## [Task to complete]
Every entry must be given again exactly.

[A block of data]

— start —

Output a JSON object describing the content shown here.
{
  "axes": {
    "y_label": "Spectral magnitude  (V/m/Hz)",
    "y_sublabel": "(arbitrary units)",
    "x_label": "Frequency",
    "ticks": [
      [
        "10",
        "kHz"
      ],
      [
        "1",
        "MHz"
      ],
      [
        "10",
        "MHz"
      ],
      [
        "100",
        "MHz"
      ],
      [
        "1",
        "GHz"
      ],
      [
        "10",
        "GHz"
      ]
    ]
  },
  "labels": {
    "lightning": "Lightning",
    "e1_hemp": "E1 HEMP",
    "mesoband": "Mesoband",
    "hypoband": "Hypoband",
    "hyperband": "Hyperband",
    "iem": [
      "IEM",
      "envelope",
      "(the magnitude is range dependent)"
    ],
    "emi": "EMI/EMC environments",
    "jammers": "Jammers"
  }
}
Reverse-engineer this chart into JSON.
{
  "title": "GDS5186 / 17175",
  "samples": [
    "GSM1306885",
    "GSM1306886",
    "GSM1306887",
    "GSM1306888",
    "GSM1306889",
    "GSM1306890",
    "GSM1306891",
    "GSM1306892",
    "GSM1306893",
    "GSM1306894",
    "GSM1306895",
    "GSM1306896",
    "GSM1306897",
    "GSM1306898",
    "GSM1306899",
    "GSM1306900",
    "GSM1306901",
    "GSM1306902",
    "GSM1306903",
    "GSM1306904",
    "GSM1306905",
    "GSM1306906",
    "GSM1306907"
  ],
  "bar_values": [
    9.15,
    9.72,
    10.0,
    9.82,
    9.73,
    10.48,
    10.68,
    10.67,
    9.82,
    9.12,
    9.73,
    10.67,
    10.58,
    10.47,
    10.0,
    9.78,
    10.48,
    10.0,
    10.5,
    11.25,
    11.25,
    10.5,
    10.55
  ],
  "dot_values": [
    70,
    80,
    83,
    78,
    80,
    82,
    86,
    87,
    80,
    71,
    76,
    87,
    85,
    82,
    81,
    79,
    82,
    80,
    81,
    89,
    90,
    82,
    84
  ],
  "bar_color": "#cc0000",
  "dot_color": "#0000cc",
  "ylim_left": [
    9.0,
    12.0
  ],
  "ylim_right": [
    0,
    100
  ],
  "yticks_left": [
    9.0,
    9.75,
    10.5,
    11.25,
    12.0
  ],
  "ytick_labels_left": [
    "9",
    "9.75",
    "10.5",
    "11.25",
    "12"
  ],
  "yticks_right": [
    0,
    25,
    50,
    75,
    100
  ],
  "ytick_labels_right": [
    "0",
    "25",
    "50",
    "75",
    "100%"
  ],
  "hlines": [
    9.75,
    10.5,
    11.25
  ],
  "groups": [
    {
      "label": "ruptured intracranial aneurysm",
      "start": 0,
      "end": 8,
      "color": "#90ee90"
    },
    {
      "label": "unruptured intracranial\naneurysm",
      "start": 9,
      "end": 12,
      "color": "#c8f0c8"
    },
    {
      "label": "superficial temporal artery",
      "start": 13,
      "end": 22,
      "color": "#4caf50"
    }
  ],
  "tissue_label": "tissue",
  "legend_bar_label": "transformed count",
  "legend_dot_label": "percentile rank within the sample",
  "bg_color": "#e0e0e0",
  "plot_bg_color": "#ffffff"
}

— end —

## [Output of the exercise]
Output a JSON object describing the content shown here.
{
  "axes": {
    "y_label": "Spectral magnitude  (V/m/Hz)",
    "y_sublabel": "(arbitrary units)",
    "x_label": "Frequency",
    "ticks": [
      [
        "10",
        "kHz"
      ],
      [
        "1",
        "MHz"
      ],
      [
        "10",
        "MHz"
      ],
      [
        "100",
        "MHz"
      ],
      [
        "1",
        "GHz"
      ],
      [
        "10",
        "GHz"
      ]
    ]
  },
  "labels": {
    "lightning": "Lightning",
    "e1_hemp": "E1 HEMP",
    "mesoband": "Mesoband",
    "hypoband": "Hypoband",
    "hyperband": "Hyperband",
    "iem": [
      "IEM",
      "envelope",
      "(the magnitude is range dependent)"
    ],
    "emi": "EMI/EMC environments",
    "jammers": "Jammers"
  }
}
Reverse-engineer this chart into JSON.
{
  "title": "GDS5186 / 17175",
  "samples": [
    "GSM1306885",
    "GSM1306886",
    "GSM1306887",
    "GSM1306888",
    "GSM1306889",
    "GSM1306890",
    "GSM1306891",
    "GSM1306892",
    "GSM1306893",
    "GSM1306894",
    "GSM1306895",
    "GSM1306896",
    "GSM1306897",
    "GSM1306898",
    "GSM1306899",
    "GSM1306900",
    "GSM1306901",
    "GSM1306902",
    "GSM1306903",
    "GSM1306904",
    "GSM1306905",
    "GSM1306906",
    "GSM1306907"
  ],
  "bar_values": [
    9.15,
    9.72,
    10.0,
    9.82,
    9.73,
    10.48,
    10.68,
    10.67,
    9.82,
    9.12,
    9.73,
    10.67,
    10.58,
    10.47,
    10.0,
    9.78,
    10.48,
    10.0,
    10.5,
    11.25,
    11.25,
    10.5,
    10.55
  ],
  "dot_values": [
    70,
    80,
    83,
    78,
    80,
    82,
    86,
    87,
    80,
    71,
    76,
    87,
    85,
    82,
    81,
    79,
    82,
    80,
    81,
    89,
    90,
    82,
    84
  ],
  "bar_color": "#cc0000",
  "dot_color": "#0000cc",
  "ylim_left": [
    9.0,
    12.0
  ],
  "ylim_right": [
    0,
    100
  ],
  "yticks_left": [
    9.0,
    9.75,
    10.5,
    11.25,
    12.0
  ],
  "ytick_labels_left": [
    "9",
    "9.75",
    "10.5",
    "11.25",
    "12"
  ],
  "yticks_right": [
    0,
    25,
    50,
    75,
    100
  ],
  "ytick_labels_right": [
    "0",
    "25",
    "50",
    "75",
    "100%"
  ],
  "hlines": [
    9.75,
    10.5,
    11.25
  ],
  "groups": [
    {
      "label": "ruptured intracranial aneurysm",
      "start": 0,
      "end": 8,
      "color": "#90ee90"
    },
    {
      "label": "unruptured intracranial\naneurysm",
      "start": 9,
      "end": 12,
      "color": "#c8f0c8"
    },
    {
      "label": "superficial temporal artery",
      "start": 13,
      "end": 22,
      "color": "#4caf50"
    }
  ],
  "tissue_label": "tissue",
  "legend_bar_label": "transformed count",
  "legend_dot_label": "percentile rank within the sample",
  "bg_color": "#e0e0e0",
  "plot_bg_color": "#ffffff"
}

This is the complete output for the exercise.